My own experience is that I used E10 exclusively for our tour around France this summer - the car ran perfectly on it for 2500 miles and returned 35mpg despite the weight it was carrying (GW of just under a tonne). I have used petrol containing ethanol in all the Austins since it was introduced and have never suffered any issues. 4 years ago I undertook a trip to Switzerland in the Pearl alternating 98 and E95 octane fuel each day. It misfired (almost pinked) on the 98 so much in the heat that after 4 days I reverted to E95 exclusively. I have asked several times on Forums if anyone can attribute issues in use of their A7 exclusively to the addition of ethanol but have yet to hear any replies. Plenty of worry about the potential issues but nothing, as yet, which is substantial. Has anyone here suffered something in their A7 which they can evidence back to Ethanol - genuinely interested?

Sadly I cannot give firm proven evidence but this is my take on the matter.

Ethanol absorbs water vapour so fuel will go "off". My solution is to add "Millers tank safe" when leaving a car say for a period like winter.
Treated in this way I can say with certainty that the fuel is still good after three years. The more important aspect is that the tank does not then rust, I personally choose to fill the tank full for lay up.
######
▶ _Work to complete_
- 1) Summarize the forum posts on ethanol fuel in two sentences.
- 2) Reproduce the passage of the forum posts on ethanol fuel starting with "Treated in this" and going on through "for lay up.".
######
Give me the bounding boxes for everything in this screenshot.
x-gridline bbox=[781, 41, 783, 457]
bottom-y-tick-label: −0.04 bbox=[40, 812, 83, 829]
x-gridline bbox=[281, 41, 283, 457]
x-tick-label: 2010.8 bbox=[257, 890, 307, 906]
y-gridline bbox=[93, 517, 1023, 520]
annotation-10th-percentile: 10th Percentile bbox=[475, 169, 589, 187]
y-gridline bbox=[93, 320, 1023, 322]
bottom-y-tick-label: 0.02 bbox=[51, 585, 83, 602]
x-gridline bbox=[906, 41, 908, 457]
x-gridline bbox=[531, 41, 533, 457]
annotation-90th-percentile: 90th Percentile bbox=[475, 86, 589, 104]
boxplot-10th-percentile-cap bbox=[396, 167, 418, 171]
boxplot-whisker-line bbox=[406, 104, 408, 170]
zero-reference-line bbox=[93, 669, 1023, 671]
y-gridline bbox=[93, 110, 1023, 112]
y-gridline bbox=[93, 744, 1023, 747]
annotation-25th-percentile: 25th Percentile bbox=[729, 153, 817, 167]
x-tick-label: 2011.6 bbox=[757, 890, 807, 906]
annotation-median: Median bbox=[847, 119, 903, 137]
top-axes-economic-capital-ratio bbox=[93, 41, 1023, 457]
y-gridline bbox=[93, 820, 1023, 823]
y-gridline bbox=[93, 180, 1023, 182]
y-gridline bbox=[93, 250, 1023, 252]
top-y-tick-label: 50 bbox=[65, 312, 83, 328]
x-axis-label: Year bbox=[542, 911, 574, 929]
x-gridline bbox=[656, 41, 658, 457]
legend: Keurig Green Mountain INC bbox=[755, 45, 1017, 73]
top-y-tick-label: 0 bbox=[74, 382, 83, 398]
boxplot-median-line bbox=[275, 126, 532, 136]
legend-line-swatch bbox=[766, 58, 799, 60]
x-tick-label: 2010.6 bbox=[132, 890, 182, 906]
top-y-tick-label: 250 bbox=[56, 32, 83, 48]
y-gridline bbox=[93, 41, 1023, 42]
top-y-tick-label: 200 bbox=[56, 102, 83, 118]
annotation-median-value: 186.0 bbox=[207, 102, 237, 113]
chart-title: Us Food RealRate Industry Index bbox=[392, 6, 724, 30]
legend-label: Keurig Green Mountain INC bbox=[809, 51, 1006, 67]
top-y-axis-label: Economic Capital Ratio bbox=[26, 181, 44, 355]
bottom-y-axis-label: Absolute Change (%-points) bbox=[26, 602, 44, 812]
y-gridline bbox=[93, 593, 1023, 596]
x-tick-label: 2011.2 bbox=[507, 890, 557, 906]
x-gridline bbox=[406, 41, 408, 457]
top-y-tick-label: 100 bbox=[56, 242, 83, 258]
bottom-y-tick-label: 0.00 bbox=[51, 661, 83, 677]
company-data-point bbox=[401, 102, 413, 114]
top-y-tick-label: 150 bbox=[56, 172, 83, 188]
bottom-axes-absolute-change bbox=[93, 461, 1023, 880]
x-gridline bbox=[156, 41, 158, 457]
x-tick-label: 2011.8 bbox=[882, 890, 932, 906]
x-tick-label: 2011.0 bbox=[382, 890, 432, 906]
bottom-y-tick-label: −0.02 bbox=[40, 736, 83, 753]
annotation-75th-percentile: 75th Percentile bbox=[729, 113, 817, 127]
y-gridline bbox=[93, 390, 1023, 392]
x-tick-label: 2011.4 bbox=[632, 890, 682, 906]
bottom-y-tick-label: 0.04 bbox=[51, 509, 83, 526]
######
▶ _Solutions per task_
- 1) One writer reports running ethanol-containing petrol in their Austins with no problems, including a 2500-mile tour of France on E10 at 35mpg. That writer also asks whether anyone can trace a problem in their A7 to ethanol, and a reply offers no firm evidence but says ethanol absorbs water vapour and describes adding "Millers tank safe" and filling the tank full for lay-up to keep the fuel good and the tank free of rust.

- 2)
Treated in this way I can say with certainty that the fuel is still good after three years. The more important aspect is that the tank does not then rust, I personally choose to fill the tank full for lay up.